++++ INPUT RECORDS ++++

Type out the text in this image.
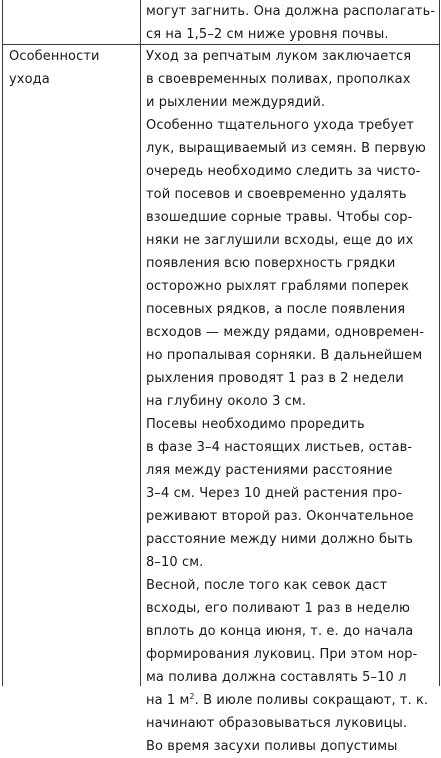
могут загнить. Она должна располагать-
ся на 1,5–2 см ниже уровня почвы.
Особенности
ухода
Уход за репчатым луком заключается
в своевременных поливах, прополках
и рыхлении междурядий.
Особенно тщательного ухода требует
лук, выращиваемый из семян. В первую
очередь необходимо следить за чисто-
той посевов и своевременно удалять
взошедшие сорные травы. Чтобы сор-
няки не заглушили всходы, еще до их
появления всю поверхность грядки
осторожно рыхлят граблями поперек
посевных рядков, а после появления
всходов — между рядами, одновремен-
но пропалывая сорняки. В дальнейшем
рыхления проводят 1 раз в 2 недели
на глубину около 3 см.
Посевы необходимо проредить
в фазе 3–4 настоящих листьев, остав-
ляя между растениями расстояние
3–4 см. Через 10 дней растения про-
реживают второй раз. Окончательное
расстояние между ними должно быть
8–10 см.
Весной, после того как севок даст
всходы, его поливают 1 раз в неделю
вплоть до конца июня, т. е. до начала
формирования луковиц. При этом нор-
ма полива должна составлять 5–10 л
на 1 $м^2$. В июле поливы сокращают, т. к.
начинают образовываться луковицы.
Во время засухи поливы допустимы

++++

**GOAL:** Return each line from the material above exactly, but not the pictures.

**FINAL RESULT:**
Type out the text in this image.
могут загнить. Она должна располагать-
ся на 1,5–2 см ниже уровня почвы.
Особенности
ухода
Уход за репчатым луком заключается
в своевременных поливах, прополках
и рыхлении междурядий.
Особенно тщательного ухода требует
лук, выращиваемый из семян. В первую
очередь необходимо следить за чисто-
той посевов и своевременно удалять
взошедшие сорные травы. Чтобы сор-
няки не заглушили всходы, еще до их
появления всю поверхность грядки
осторожно рыхлят граблями поперек
посевных рядков, а после появления
всходов — между рядами, одновремен-
но пропалывая сорняки. В дальнейшем
рыхления проводят 1 раз в 2 недели
на глубину около 3 см.
Посевы необходимо проредить
в фазе 3–4 настоящих листьев, остав-
ляя между растениями расстояние
3–4 см. Через 10 дней растения про-
реживают второй раз. Окончательное
расстояние между ними должно быть
8–10 см.
Весной, после того как севок даст
всходы, его поливают 1 раз в неделю
вплоть до конца июня, т. е. до начала
формирования луковиц. При этом нор-
ма полива должна составлять 5–10 л
на 1 $м^2$. В июле поливы сокращают, т. к.
начинают образовываться луковицы.
Во время засухи поливы допустимы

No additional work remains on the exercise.